Among the records that follow, count the lines with the string "pron"; report only that count.

┌──

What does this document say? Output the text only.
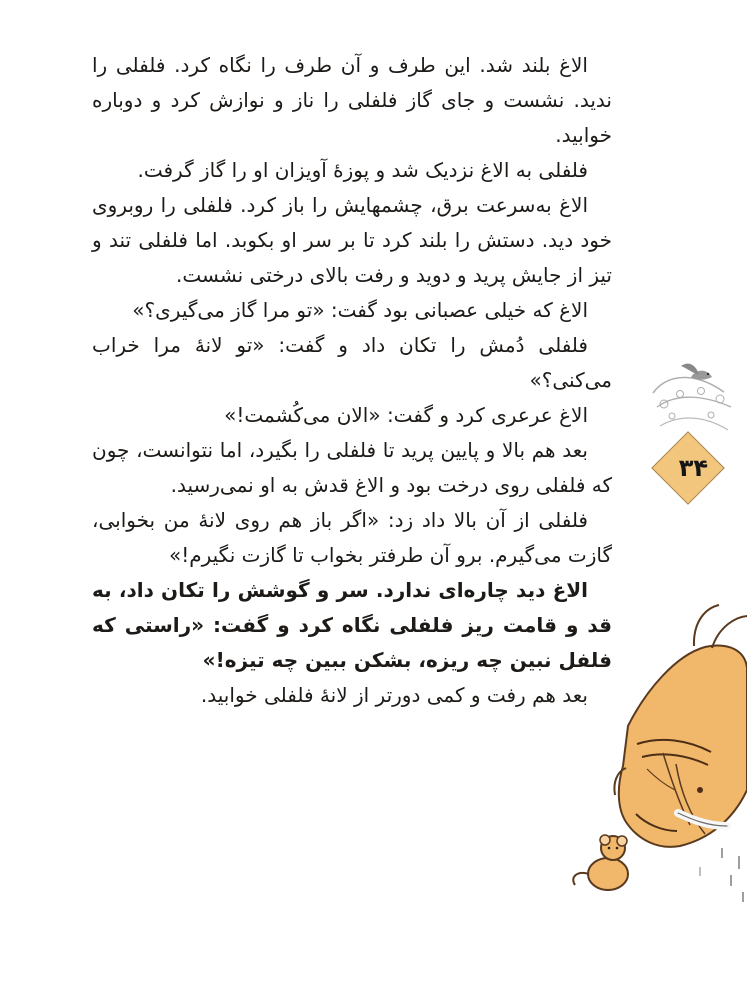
الاغ بلند شد. این طرف و آن طرف را نگاه کرد. فلفلی را ندید. نشست و جای گاز فلفلی را ناز و نوازش کرد و دوباره خوابید.

فلفلی به الاغ نزدیک شد و پوزهٔ آویزان او را گاز گرفت.

الاغ به‌سرعت برق، چشمهایش را باز کرد. فلفلی را روبروی خود دید. دستش را بلند کرد تا بر سر او بکوبد. اما فلفلی تند و تیز از جایش پرید و دوید و رفت بالای درختی نشست.

الاغ که خیلی عصبانی بود گفت: «تو مرا گاز می‌گیری؟»

فلفلی دُمش را تکان داد و گفت: «تو لانهٔ مرا خراب می‌کنی؟»

الاغ عرعری کرد و گفت: «الان می‌کُشمت!»

بعد هم بالا و پایین پرید تا فلفلی را بگیرد، اما نتوانست، چون که فلفلی روی درخت بود و الاغ قدش به او نمی‌رسید.

فلفلی از آن بالا داد زد: «اگر باز هم روی لانهٔ من بخوابی، گازت می‌گیرم. برو آن طرفتر بخواب تا گازت نگیرم!»

الاغ دید چاره‌ای ندارد. سر و گوشش را تکان داد، به قد و قامت ریز فلفلی نگاه کرد و گفت: «راستی که فلفل نبین چه ریزه، بشکن ببین چه تیزه!»

بعد هم رفت و کمی دورتر از لانهٔ فلفلی خوابید.

۳۴
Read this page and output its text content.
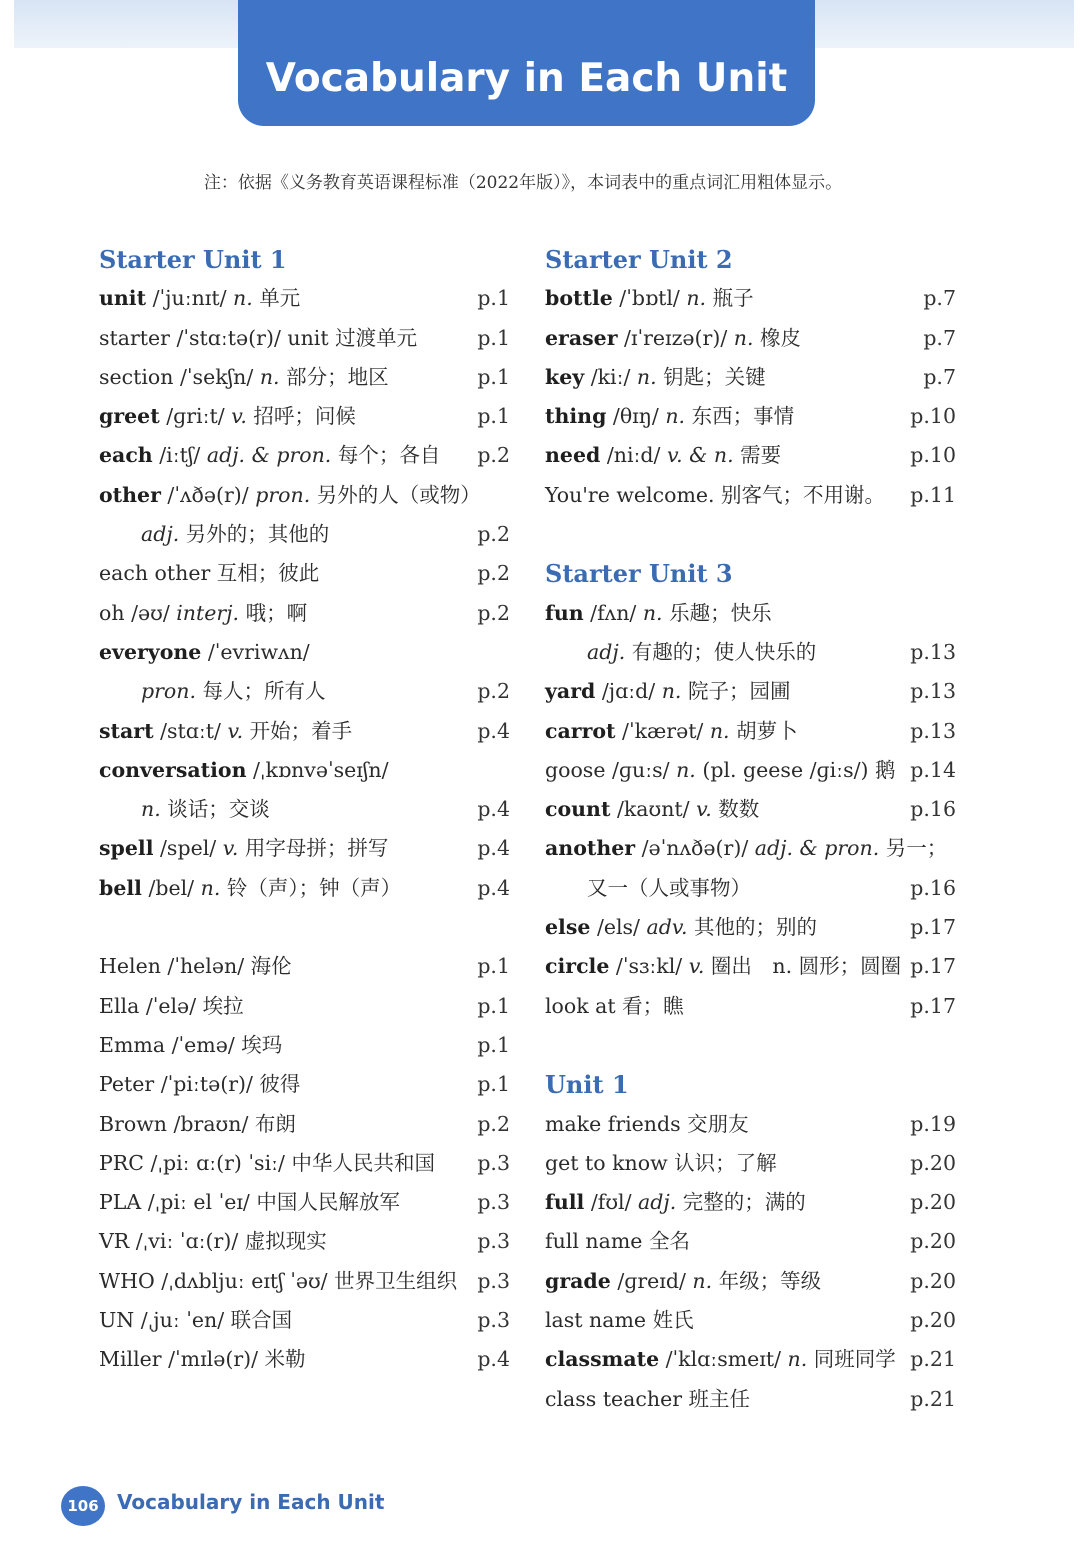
Vocabulary in Each Unit
注：依据《义务教育英语课程标准（2022年版）》，本词表中的重点词汇用粗体显示。
Starter Unit 1
unit /ˈjuːnɪt/ n. 单元	p.1
starter /ˈstɑːtə(r)/ unit 过渡单元	p.1
section /ˈsekʃn/ n. 部分；地区	p.1
greet /ɡriːt/ v. 招呼；问候	p.1
each /iːtʃ/ adj. & pron. 每个；各自 p.2
other /ˈʌðə(r)/ pron. 另外的人（或物）
adj. 另外的；其他的	p.2
each other 互相；彼此	p.2
oh /əʊ/ interj. 哦；啊	p.2
everyone /ˈevriwʌn/
pron. 每人；所有人	p.2
start /stɑːt/ v. 开始；着手	p.4
conversation /ˌkɒnvəˈseɪʃn/
n. 谈话；交谈	p.4
spell /spel/ v. 用字母拼；拼写	p.4
bell /bel/ n. 铃（声）；钟（声）	p.4
Helen /ˈhelən/ 海伦	p.1
Ella /ˈelə/ 埃拉	p.1
Emma /ˈemə/ 埃玛	p.1
Peter /ˈpiːtə(r)/ 彼得	p.1
Brown /braʊn/ 布朗	p.2
PRC /ˌpiː ɑː(r) ˈsiː/ 中华人民共和国 p.3
PLA /ˌpiː el ˈeɪ/ 中国人民解放军	p.3
VR /ˌviː ˈɑː(r)/ 虚拟现实	p.3
WHO /ˌdʌbljuː eɪtʃ ˈəʊ/ 世界卫生组织 p.3
UN /ˌjuː ˈen/ 联合国	p.3
Miller /ˈmɪlə(r)/ 米勒	p.4
Starter Unit 2
bottle /ˈbɒtl/ n. 瓶子	p.7
eraser /ɪˈreɪzə(r)/ n. 橡皮	p.7
key /kiː/ n. 钥匙；关键	p.7
thing /θɪŋ/ n. 东西；事情	p.10
need /niːd/ v. & n. 需要	p.10
You're welcome. 别客气；不用谢。 p.11
Starter Unit 3
fun /fʌn/ n. 乐趣；快乐
adj. 有趣的；使人快乐的	p.13
yard /jɑːd/ n. 院子；园圃	p.13
carrot /ˈkærət/ n. 胡萝卜	p.13
goose /ɡuːs/ n. (pl. geese /ɡiːs/) 鹅 p.14
count /kaʊnt/ v. 数数	p.16
another /əˈnʌðə(r)/ adj. & pron. 另一；
又一（人或事物）	p.16
else /els/ adv. 其他的；别的	p.17
circle /ˈsɜːkl/ v. 圈出　n. 圆形；圆圈 p.17
look at 看；瞧	p.17
Unit 1
make friends 交朋友	p.19
get to know 认识；了解	p.20
full /fʊl/ adj. 完整的；满的	p.20
full name 全名	p.20
grade /ɡreɪd/ n. 年级；等级	p.20
last name 姓氏	p.20
classmate /ˈklɑːsmeɪt/ n. 同班同学 p.21
class teacher 班主任	p.21
106 Vocabulary in Each Unit
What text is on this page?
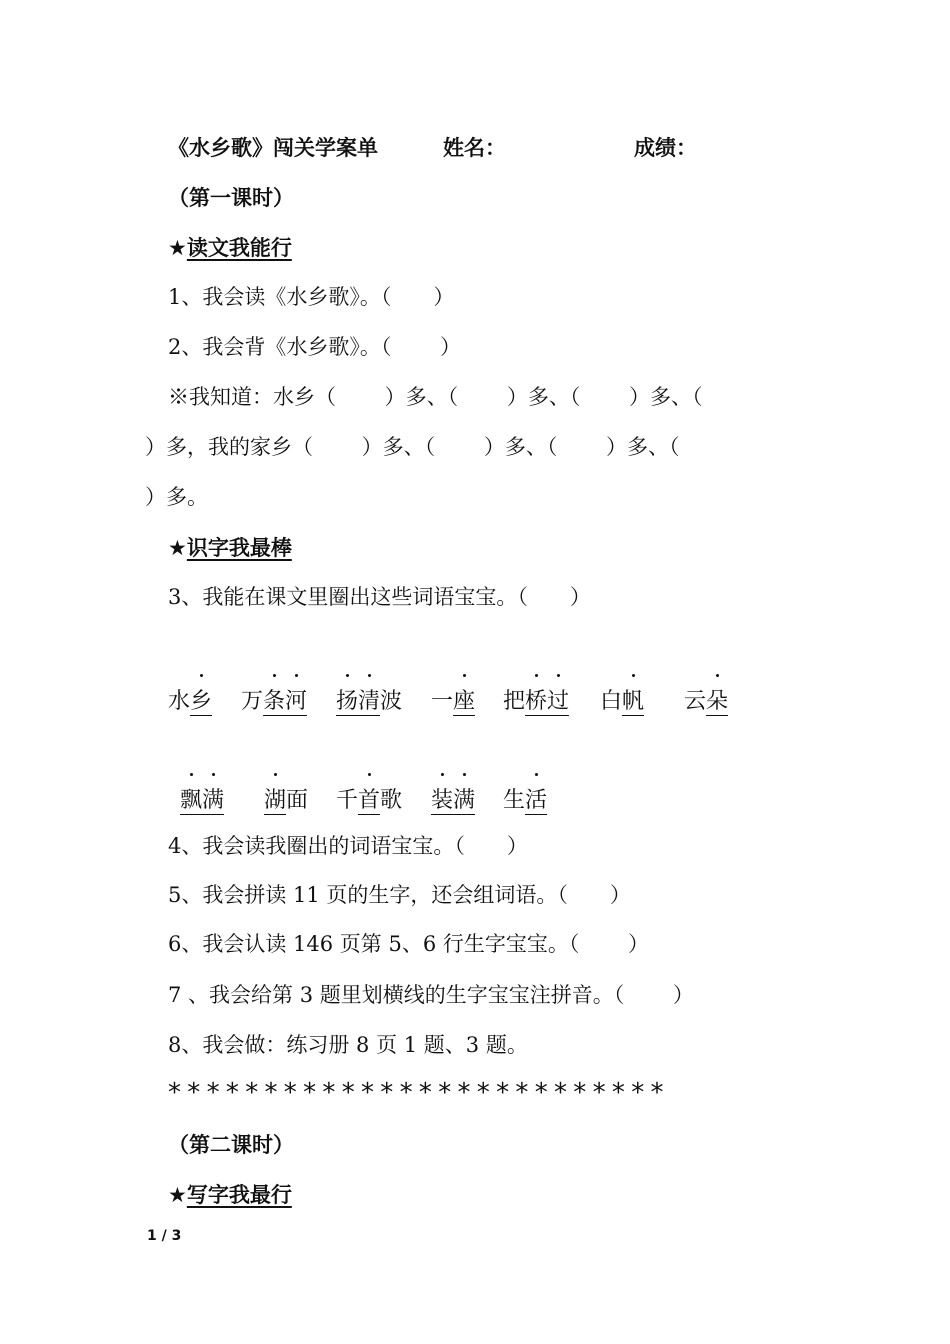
《水乡歌》闯关学案单	姓名：	成绩：
（第一课时）
★读文我能行
1、我会读《水乡歌》。（　　）
2、我会背《水乡歌》。（　　 ）
※我知道：水乡（　　 ）多、（　　 ）多、（　　 ）多、（
）多，我的家乡（　　 ）多、（　　 ）多、（　　 ）多、（
）多。
★识字我最棒
3、我能在课文里圈出这些词语宝宝。（　　）
水乡 万条河 扬清波 一座 把桥过 白帆 云朵
飘满 湖面 千首歌 装满 生活
4、我会读我圈出的词语宝宝。（　　）
5、我会拼读 11 页的生字，还会组词语。（　　）
6、我会认读 146 页第 5、6 行生字宝宝。（　　 ）
7 、我会给第 3 题里划横线的生字宝宝注拼音。（　　 ）
8、我会做：练习册 8 页 1 题、3 题。
**************************
（第二课时）
★写字我最行
1 / 3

└──

Solution to the exercise: 4